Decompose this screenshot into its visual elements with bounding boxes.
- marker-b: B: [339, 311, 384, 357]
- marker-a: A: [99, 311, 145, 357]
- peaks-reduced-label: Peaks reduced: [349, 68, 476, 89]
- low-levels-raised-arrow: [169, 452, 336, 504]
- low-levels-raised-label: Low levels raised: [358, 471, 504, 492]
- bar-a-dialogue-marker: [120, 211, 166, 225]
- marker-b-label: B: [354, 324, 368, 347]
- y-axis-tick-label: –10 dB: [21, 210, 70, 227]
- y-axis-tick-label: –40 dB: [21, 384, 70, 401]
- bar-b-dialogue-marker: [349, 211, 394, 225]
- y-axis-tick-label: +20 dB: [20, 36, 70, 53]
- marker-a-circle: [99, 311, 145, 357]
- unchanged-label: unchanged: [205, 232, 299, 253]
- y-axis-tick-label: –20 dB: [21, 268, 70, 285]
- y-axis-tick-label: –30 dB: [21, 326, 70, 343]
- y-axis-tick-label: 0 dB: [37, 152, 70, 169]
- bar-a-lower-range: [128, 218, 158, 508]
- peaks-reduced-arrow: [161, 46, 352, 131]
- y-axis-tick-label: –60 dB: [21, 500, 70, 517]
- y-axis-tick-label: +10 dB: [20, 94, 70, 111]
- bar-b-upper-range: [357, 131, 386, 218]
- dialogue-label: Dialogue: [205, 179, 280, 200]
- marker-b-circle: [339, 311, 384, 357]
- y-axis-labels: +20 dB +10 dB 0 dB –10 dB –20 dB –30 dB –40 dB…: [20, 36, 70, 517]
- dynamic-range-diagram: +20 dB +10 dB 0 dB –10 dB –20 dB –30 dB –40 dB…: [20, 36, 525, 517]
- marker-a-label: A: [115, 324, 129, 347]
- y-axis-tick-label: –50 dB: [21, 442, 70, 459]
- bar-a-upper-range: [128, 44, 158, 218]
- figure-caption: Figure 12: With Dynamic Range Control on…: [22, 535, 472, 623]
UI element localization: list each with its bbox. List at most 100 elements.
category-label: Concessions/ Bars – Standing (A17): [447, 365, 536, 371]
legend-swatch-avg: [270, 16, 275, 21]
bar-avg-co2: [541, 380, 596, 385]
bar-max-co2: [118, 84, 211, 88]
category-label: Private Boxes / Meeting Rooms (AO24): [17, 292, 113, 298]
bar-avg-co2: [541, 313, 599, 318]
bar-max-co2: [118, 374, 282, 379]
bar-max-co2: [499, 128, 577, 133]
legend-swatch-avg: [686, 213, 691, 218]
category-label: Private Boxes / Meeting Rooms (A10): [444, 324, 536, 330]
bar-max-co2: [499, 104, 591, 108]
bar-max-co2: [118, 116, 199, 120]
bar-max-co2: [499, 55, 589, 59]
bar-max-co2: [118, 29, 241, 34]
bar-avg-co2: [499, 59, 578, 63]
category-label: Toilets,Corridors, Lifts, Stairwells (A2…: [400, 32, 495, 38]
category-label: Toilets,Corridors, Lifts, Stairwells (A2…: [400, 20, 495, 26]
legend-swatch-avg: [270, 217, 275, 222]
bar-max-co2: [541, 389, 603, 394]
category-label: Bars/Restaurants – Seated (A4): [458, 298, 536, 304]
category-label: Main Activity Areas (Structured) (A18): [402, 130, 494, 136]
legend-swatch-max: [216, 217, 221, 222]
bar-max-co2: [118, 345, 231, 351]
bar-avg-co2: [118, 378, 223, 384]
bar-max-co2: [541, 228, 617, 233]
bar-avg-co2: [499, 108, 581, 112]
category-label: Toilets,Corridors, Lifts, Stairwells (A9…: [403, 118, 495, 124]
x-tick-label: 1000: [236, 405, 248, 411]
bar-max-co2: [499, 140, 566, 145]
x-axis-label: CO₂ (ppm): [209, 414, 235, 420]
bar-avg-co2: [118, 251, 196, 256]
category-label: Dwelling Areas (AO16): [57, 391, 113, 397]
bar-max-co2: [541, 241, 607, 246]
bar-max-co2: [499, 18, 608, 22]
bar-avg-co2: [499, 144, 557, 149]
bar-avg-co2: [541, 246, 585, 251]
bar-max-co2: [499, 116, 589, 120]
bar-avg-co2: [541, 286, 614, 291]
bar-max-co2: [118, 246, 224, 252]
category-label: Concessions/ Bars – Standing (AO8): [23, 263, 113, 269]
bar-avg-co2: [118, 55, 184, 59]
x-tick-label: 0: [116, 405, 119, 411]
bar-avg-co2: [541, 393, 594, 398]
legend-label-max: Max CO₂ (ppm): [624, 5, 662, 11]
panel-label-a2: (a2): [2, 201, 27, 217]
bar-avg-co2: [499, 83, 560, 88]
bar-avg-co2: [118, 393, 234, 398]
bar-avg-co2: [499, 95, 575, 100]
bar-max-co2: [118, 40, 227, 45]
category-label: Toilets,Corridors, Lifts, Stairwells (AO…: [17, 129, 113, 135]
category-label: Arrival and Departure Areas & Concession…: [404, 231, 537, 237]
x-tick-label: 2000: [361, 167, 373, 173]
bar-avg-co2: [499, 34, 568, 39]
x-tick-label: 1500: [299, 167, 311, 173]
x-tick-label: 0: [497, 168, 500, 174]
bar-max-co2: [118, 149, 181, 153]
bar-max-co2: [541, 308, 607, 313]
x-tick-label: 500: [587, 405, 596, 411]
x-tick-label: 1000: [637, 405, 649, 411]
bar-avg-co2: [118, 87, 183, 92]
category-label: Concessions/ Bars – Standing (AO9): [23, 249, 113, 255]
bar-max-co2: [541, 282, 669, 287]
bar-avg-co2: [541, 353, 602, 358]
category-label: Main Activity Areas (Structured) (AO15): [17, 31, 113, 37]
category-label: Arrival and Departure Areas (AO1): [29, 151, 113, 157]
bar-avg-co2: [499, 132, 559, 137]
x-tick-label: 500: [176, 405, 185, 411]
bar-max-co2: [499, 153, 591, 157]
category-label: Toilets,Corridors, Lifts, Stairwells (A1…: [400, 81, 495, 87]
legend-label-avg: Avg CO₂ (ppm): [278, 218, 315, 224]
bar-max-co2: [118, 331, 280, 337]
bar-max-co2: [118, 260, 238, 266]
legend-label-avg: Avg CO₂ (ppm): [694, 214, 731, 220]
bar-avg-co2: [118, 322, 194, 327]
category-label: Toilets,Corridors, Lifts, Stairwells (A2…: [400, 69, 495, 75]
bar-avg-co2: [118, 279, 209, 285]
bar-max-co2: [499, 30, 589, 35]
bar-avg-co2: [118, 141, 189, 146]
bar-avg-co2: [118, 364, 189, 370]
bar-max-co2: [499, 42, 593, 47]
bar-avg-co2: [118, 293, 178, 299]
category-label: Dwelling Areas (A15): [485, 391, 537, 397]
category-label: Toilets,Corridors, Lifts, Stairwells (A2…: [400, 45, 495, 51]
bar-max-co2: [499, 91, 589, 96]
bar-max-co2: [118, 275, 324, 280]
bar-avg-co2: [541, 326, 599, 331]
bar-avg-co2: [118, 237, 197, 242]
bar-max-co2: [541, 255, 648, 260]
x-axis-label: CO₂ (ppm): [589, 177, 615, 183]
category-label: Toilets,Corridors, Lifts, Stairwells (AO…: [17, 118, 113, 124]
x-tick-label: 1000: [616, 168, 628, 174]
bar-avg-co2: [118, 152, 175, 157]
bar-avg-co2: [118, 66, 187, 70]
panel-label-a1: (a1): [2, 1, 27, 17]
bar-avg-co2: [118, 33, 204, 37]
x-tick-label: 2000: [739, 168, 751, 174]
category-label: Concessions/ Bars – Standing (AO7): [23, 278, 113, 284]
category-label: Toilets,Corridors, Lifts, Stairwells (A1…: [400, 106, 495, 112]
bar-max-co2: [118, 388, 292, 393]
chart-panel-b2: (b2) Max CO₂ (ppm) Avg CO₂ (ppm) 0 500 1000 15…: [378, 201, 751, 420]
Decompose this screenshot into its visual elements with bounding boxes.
==
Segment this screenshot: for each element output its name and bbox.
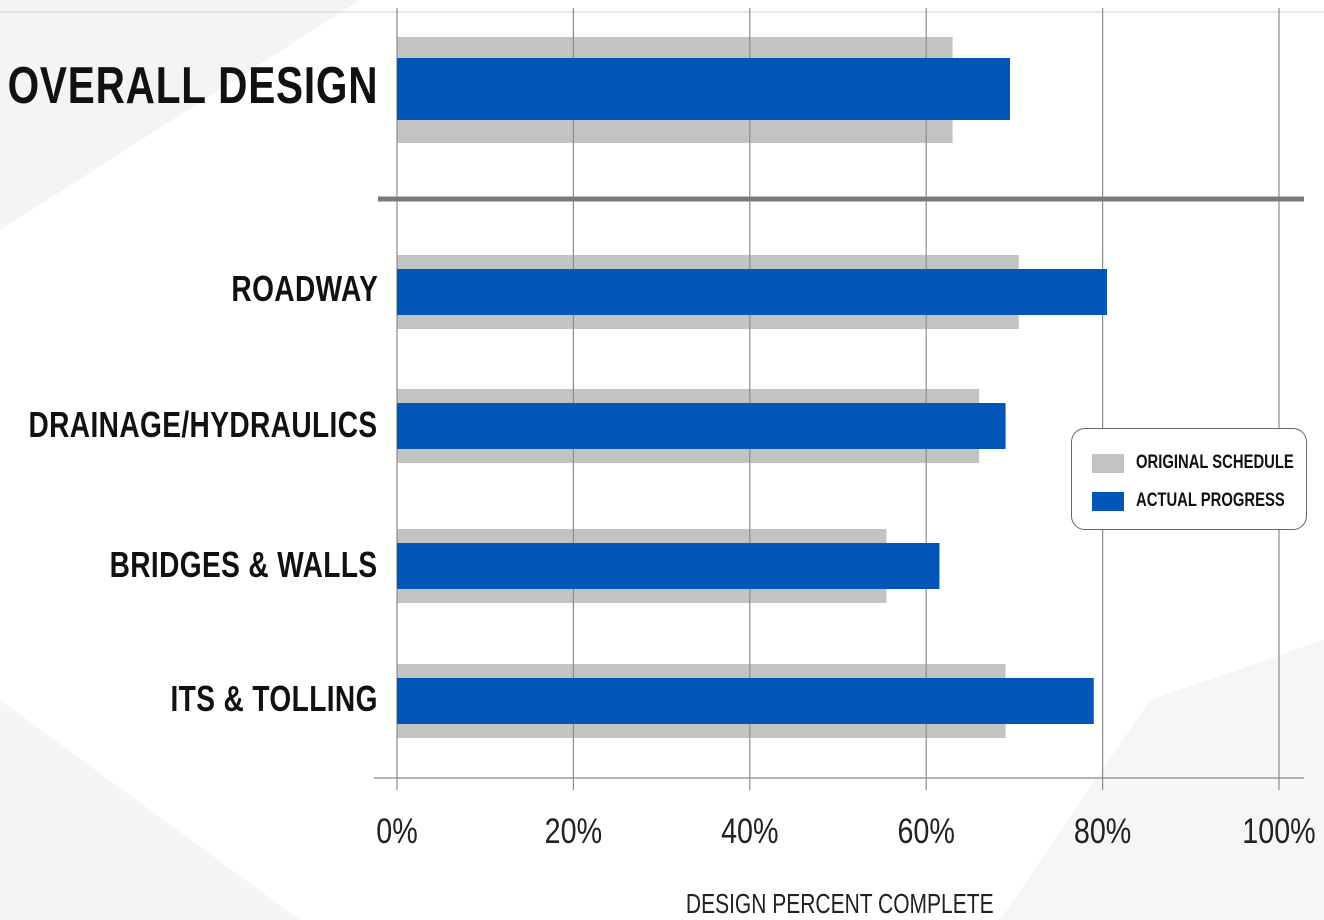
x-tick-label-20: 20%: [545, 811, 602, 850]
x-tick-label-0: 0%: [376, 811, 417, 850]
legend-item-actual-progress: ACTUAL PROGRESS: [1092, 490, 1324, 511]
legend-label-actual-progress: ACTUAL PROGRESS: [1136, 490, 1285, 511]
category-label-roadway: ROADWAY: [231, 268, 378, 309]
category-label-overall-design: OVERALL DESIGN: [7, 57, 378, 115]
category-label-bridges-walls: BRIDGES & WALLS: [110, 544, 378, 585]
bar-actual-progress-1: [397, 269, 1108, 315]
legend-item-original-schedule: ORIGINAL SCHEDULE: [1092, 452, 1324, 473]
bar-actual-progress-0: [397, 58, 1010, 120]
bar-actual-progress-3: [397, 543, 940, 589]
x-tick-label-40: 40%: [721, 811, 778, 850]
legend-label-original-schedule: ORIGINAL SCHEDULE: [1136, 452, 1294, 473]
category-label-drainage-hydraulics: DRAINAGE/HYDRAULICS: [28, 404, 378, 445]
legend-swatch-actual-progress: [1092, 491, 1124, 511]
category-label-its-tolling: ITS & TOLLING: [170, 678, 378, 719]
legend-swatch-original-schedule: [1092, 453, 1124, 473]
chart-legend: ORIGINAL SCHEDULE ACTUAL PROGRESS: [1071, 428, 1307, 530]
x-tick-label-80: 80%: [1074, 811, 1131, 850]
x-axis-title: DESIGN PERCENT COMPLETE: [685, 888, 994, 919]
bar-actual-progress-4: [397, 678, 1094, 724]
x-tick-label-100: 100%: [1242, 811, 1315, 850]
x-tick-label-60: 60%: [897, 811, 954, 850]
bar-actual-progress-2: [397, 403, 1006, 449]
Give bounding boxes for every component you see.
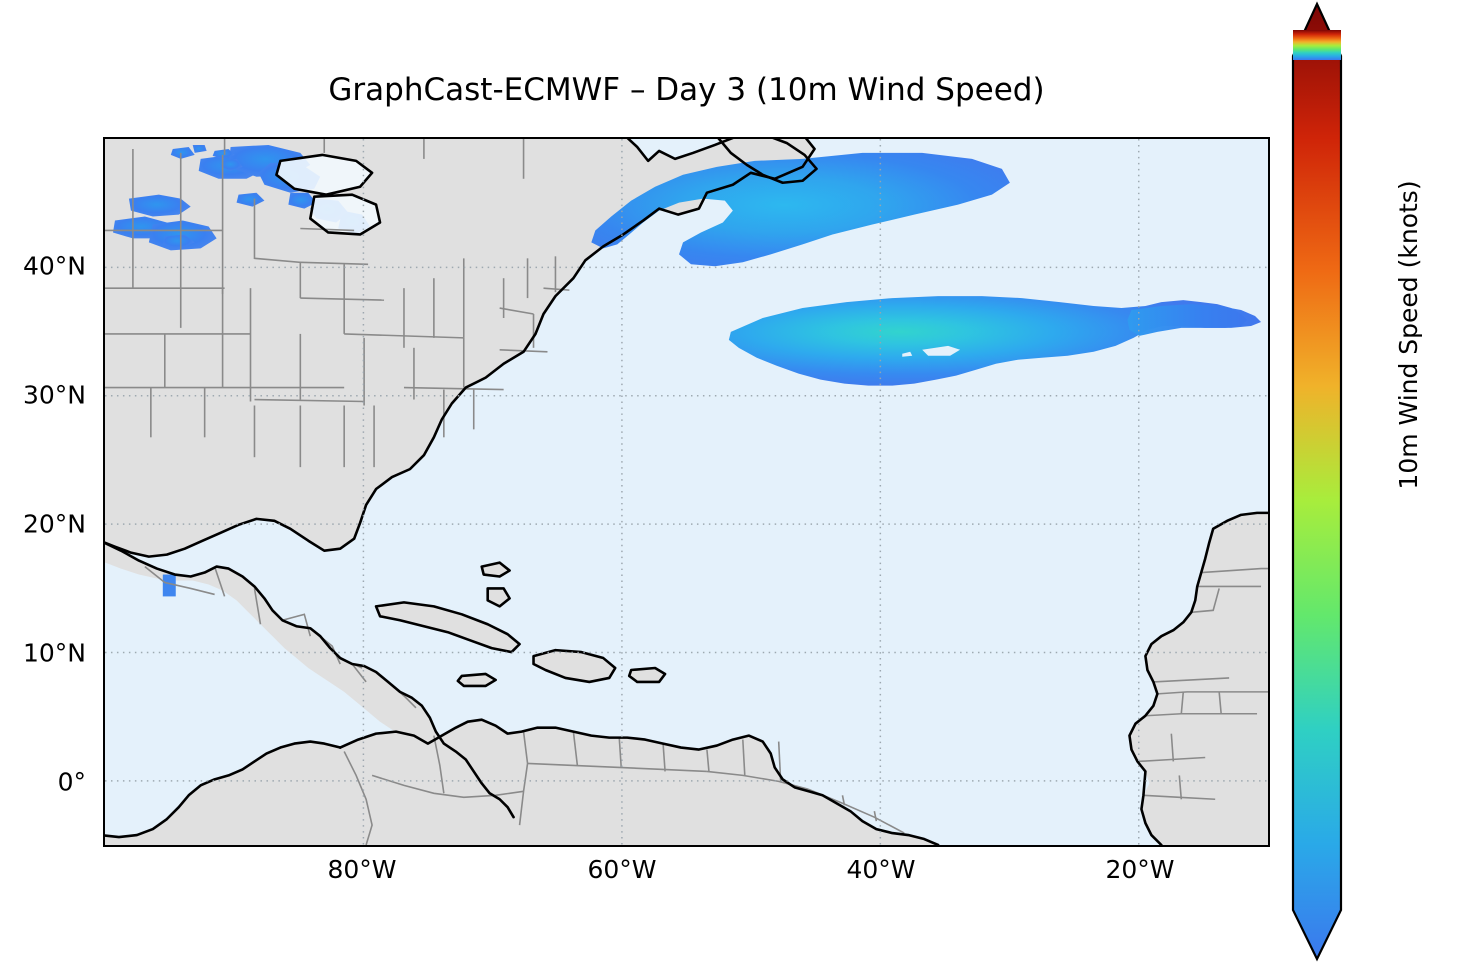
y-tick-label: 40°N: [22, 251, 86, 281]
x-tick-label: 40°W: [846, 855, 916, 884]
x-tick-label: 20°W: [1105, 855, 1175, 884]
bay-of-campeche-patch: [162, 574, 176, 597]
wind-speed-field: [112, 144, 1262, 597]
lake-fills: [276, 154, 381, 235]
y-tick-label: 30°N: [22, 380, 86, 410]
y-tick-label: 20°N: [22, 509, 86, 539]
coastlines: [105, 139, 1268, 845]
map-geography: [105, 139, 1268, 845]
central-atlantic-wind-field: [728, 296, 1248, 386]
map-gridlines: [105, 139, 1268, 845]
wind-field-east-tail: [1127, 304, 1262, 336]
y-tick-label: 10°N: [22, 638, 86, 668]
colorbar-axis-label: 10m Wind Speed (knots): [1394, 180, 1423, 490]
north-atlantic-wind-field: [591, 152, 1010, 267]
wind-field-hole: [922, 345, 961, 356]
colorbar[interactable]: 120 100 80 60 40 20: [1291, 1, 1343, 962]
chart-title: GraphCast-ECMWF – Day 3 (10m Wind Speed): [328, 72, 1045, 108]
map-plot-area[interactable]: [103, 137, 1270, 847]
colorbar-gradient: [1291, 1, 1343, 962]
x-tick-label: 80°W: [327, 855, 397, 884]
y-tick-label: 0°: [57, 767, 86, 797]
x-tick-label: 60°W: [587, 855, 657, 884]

| AIM |
Could you update the lines between the one holding "y-tick-label: 40°N: [22, 251, 86, 281]" and the one holding "x-tick-label: 60°W: [587, 855, 657, 884]", inclusive, so that "y-tick-label" becomes "lat-tick-label" and nothing else changes? Return only those lines.

| RESPONSE TO THE EXERCISE |
lat-tick-label: 40°N: [22, 251, 86, 281]
x-tick-label: 40°W: [846, 855, 916, 884]
x-tick-label: 20°W: [1105, 855, 1175, 884]
bay-of-campeche-patch: [162, 574, 176, 597]
wind-speed-field: [112, 144, 1262, 597]
lake-fills: [276, 154, 381, 235]
lat-tick-label: 30°N: [22, 380, 86, 410]
lat-tick-label: 20°N: [22, 509, 86, 539]
coastlines: [105, 139, 1268, 845]
map-geography: [105, 139, 1268, 845]
central-atlantic-wind-field: [728, 296, 1248, 386]
map-gridlines: [105, 139, 1268, 845]
wind-field-east-tail: [1127, 304, 1262, 336]
lat-tick-label: 10°N: [22, 638, 86, 668]
colorbar-axis-label: 10m Wind Speed (knots): [1394, 180, 1423, 490]
north-atlantic-wind-field: [591, 152, 1010, 267]
wind-field-hole: [922, 345, 961, 356]
colorbar[interactable]: 120 100 80 60 40 20: [1291, 1, 1343, 962]
chart-title: GraphCast-ECMWF – Day 3 (10m Wind Speed): [328, 72, 1045, 108]
map-plot-area[interactable]: [103, 137, 1270, 847]
colorbar-gradient: [1291, 1, 1343, 962]
x-tick-label: 80°W: [327, 855, 397, 884]
lat-tick-label: 0°: [57, 767, 86, 797]
x-tick-label: 60°W: [587, 855, 657, 884]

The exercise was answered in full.